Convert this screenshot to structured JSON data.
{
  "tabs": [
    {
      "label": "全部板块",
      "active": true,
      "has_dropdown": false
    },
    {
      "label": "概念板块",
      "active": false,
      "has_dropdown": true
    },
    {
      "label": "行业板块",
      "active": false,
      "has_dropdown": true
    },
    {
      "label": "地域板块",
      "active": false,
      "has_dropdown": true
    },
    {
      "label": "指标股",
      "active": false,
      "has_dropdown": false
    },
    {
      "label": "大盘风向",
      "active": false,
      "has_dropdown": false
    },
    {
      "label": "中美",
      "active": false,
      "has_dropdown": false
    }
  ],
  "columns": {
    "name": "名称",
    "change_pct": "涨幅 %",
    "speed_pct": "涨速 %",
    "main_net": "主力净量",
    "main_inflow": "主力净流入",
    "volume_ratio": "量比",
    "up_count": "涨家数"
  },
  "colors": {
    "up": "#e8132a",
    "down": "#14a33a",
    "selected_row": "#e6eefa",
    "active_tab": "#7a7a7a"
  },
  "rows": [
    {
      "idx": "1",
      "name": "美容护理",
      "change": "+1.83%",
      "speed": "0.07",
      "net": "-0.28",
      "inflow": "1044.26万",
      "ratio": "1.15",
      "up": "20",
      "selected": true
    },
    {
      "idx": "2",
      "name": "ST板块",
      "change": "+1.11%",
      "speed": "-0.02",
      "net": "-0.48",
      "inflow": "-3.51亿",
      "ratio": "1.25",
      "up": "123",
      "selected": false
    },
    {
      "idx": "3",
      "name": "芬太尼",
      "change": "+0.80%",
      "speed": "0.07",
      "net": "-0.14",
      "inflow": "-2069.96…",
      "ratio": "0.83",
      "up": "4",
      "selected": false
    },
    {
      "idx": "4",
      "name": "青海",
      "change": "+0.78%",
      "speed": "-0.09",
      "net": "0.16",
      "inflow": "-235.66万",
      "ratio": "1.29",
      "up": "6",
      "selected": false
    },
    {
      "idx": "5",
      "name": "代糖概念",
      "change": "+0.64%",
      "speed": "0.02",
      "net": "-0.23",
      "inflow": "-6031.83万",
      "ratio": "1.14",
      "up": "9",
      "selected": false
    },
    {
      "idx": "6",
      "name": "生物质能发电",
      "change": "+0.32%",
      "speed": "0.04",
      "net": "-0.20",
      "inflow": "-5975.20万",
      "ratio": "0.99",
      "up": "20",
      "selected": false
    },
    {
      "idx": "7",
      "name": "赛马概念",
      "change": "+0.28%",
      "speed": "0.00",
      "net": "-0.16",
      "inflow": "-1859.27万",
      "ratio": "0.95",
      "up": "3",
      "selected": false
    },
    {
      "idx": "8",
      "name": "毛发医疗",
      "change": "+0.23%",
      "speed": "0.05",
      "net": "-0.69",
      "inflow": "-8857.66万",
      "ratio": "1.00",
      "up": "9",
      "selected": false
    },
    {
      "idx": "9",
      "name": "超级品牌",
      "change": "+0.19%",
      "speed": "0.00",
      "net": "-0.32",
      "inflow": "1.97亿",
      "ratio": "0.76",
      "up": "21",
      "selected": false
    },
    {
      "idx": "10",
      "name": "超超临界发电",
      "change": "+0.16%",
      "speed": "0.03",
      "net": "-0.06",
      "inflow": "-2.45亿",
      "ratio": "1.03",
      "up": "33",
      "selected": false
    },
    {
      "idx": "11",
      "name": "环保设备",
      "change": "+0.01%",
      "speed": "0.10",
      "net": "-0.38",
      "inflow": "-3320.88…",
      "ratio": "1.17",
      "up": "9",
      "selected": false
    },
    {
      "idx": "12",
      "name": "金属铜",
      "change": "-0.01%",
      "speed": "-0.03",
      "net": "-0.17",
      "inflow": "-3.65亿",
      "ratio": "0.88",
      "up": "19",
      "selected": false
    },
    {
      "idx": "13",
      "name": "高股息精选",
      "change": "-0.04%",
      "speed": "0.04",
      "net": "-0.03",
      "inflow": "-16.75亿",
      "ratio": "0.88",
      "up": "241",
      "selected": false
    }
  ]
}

*****

Reproduce the data in full, exactly as presented.

Convert this screenshot to structured JSON data.
{
  "tabs": [
    {
      "label": "全部板块",
      "active": true,
      "has_dropdown": false
    },
    {
      "label": "概念板块",
      "active": false,
      "has_dropdown": true
    },
    {
      "label": "行业板块",
      "active": false,
      "has_dropdown": true
    },
    {
      "label": "地域板块",
      "active": false,
      "has_dropdown": true
    },
    {
      "label": "指标股",
      "active": false,
      "has_dropdown": false
    },
    {
      "label": "大盘风向",
      "active": false,
      "has_dropdown": false
    },
    {
      "label": "中美",
      "active": false,
      "has_dropdown": false
    }
  ],
  "columns": {
    "name": "名称",
    "change_pct": "涨幅 %",
    "speed_pct": "涨速 %",
    "main_net": "主力净量",
    "main_inflow": "主力净流入",
    "volume_ratio": "量比",
    "up_count": "涨家数"
  },
  "colors": {
    "up": "#e8132a",
    "down": "#14a33a",
    "selected_row": "#e6eefa",
    "active_tab": "#7a7a7a"
  },
  "rows": [
    {
      "idx": "1",
      "name": "美容护理",
      "change": "+1.83%",
      "speed": "0.07",
      "net": "-0.28",
      "inflow": "1044.26万",
      "ratio": "1.15",
      "up": "20",
      "selected": true
    },
    {
      "idx": "2",
      "name": "ST板块",
      "change": "+1.11%",
      "speed": "-0.02",
      "net": "-0.48",
      "inflow": "-3.51亿",
      "ratio": "1.25",
      "up": "123",
      "selected": false
    },
    {
      "idx": "3",
      "name": "芬太尼",
      "change": "+0.80%",
      "speed": "0.07",
      "net": "-0.14",
      "inflow": "-2069.96…",
      "ratio": "0.83",
      "up": "4",
      "selected": false
    },
    {
      "idx": "4",
      "name": "青海",
      "change": "+0.78%",
      "speed": "-0.09",
      "net": "0.16",
      "inflow": "-235.66万",
      "ratio": "1.29",
      "up": "6",
      "selected": false
    },
    {
      "idx": "5",
      "name": "代糖概念",
      "change": "+0.64%",
      "speed": "0.02",
      "net": "-0.23",
      "inflow": "-6031.83万",
      "ratio": "1.14",
      "up": "9",
      "selected": false
    },
    {
      "idx": "6",
      "name": "生物质能发电",
      "change": "+0.32%",
      "speed": "0.04",
      "net": "-0.20",
      "inflow": "-5975.20万",
      "ratio": "0.99",
      "up": "20",
      "selected": false
    },
    {
      "idx": "7",
      "name": "赛马概念",
      "change": "+0.28%",
      "speed": "0.00",
      "net": "-0.16",
      "inflow": "-1859.27万",
      "ratio": "0.95",
      "up": "3",
      "selected": false
    },
    {
      "idx": "8",
      "name": "毛发医疗",
      "change": "+0.23%",
      "speed": "0.05",
      "net": "-0.69",
      "inflow": "-8857.66万",
      "ratio": "1.00",
      "up": "9",
      "selected": false
    },
    {
      "idx": "9",
      "name": "超级品牌",
      "change": "+0.19%",
      "speed": "0.00",
      "net": "-0.32",
      "inflow": "1.97亿",
      "ratio": "0.76",
      "up": "21",
      "selected": false
    },
    {
      "idx": "10",
      "name": "超超临界发电",
      "change": "+0.16%",
      "speed": "0.03",
      "net": "-0.06",
      "inflow": "-2.45亿",
      "ratio": "1.03",
      "up": "33",
      "selected": false
    },
    {
      "idx": "11",
      "name": "环保设备",
      "change": "+0.01%",
      "speed": "0.10",
      "net": "-0.38",
      "inflow": "-3320.88…",
      "ratio": "1.17",
      "up": "9",
      "selected": false
    },
    {
      "idx": "12",
      "name": "金属铜",
      "change": "-0.01%",
      "speed": "-0.03",
      "net": "-0.17",
      "inflow": "-3.65亿",
      "ratio": "0.88",
      "up": "19",
      "selected": false
    },
    {
      "idx": "13",
      "name": "高股息精选",
      "change": "-0.04%",
      "speed": "0.04",
      "net": "-0.03",
      "inflow": "-16.75亿",
      "ratio": "0.88",
      "up": "241",
      "selected": false
    }
  ]
}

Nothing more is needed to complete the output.